Being aggressive and young, he was able to complete only one of the three projects.  “That’s the first lesson in the corporate world I learned. If it is not your expertise, don’t enter it.  You should also hire the best people.  The problem is I did not hire the best people.  So I learned a lot of things,” he says.

He went back to indoor landscaping and got the biggest break when they were offered a contract by Grand Hyatt of Dubai to do interior landscaping. “The bamboos inside Grand Hyatt that they imported in Southeast Asia were dying and the grand opening was within a few days.  We replaced them with artificial bamboos.  The business recovered,” he says.

At age 23, his father’s company, Shifa Decoration, became known for landscaping, rockworks and riverworks in Dubai.  When his father returned, their ideas clashed.  He quit as marketing manager to prove to his father that he could make it on his own.

An Arab neighbor hired Codog as a partner to put up Floramex Agriculture, a horticulture company that imports ornamental plants from Holland.  From a two-man and one-truck company, Codog transformed Floramex into the largest firm of its kind in the Middle East with 36 trucks and 96 employees.  

“I became corporate because I dealt with the biggest banks, biggest chains of hotels, with the sheiks and princes, with the palace itself. At age 24, I bought myself a brand-new Porsche Boxster S.  I also bought a boat.  I had motocross. I had a jet ski. I had friends in the palace.  I had everything a boy wanted.  I had all the toys.  I became a legend as a party boy.  At 24, I was a rock star there,” says Codog.

From being a minority partner, Codog dreamt of establishing his own company.  “I wanted to grow even more because I was exposed to the corporate world and learned the intricacies of quotations and contracts.  I was talking to consultants, architectural firms, accounting departments.  I was managing employees from Pakistan, India, South Africa and the Philippines,” he says.

“I put up my own company called Design Unlimited.  I got a business partner from the Philippines and we traded furniture and vases. I imported them from Vietnam where I had a vase factory. We supplied vases to the Middle East—Qatar, Bahrain, Saudi.  We became known for ornamental plants and vases.  One of our competitors asked me to become a partner in Qatar.  So I had two apartments, one in Dubai and another in Qatar,” he says.

- - - - - - -

Tasks to perform:
(1) Answer these questions using the passage about Codog's business career:
(a) What were the dying bamboos inside Grand Hyatt replaced with?
(b) How many trucks and employees did Floramex have after Codog transformed it?
(c) From which country did Codog import the vases traded by Design Unlimited?
(2) Repeat word for word everything from "At age 23, his" down to "on his own." in the passage about Codog's business career.

Source data:
- - - - - - -

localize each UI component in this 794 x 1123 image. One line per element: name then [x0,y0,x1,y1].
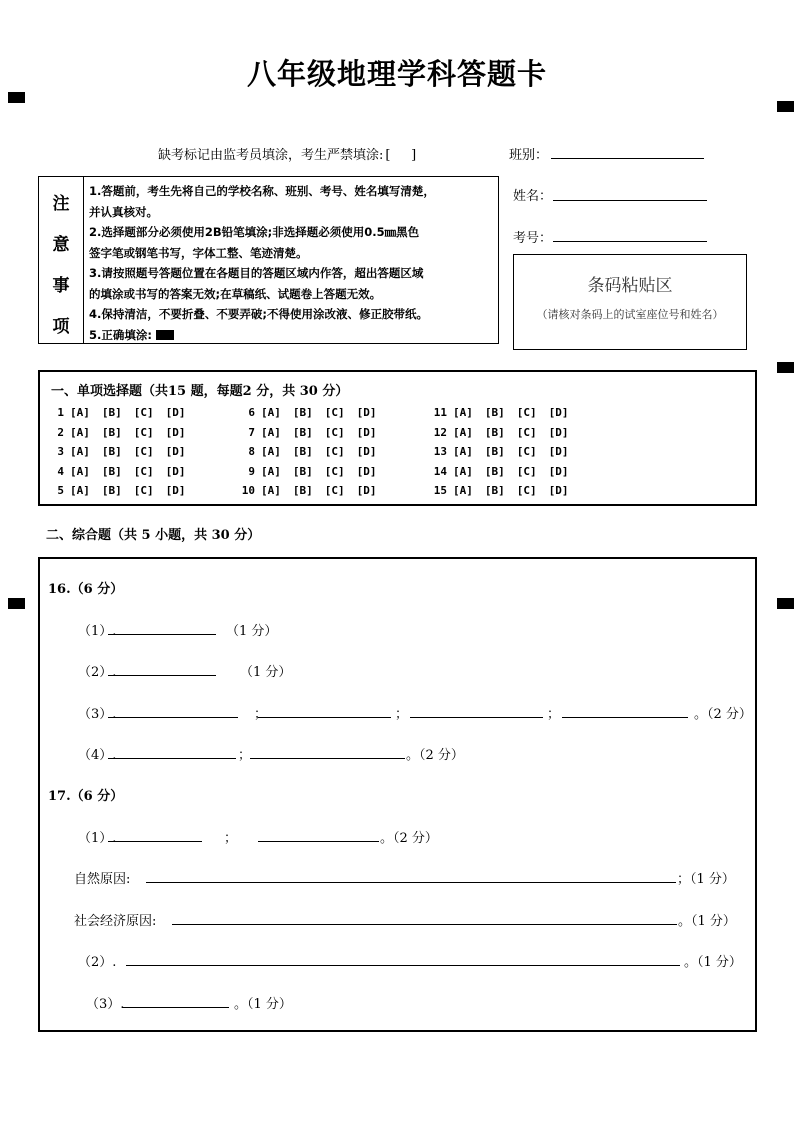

- - - - - - -

Answers:
(1)
(a) Artificial bamboos.
(b) 36 trucks and 96 employees.
(c) Vietnam.

(2)
At age 23, his father’s company, Shifa Decoration, became known for landscaping, rockworks and riverworks in Dubai.  When his father returned, their ideas clashed.  He quit as marketing manager to prove to his father that he could make it on his own.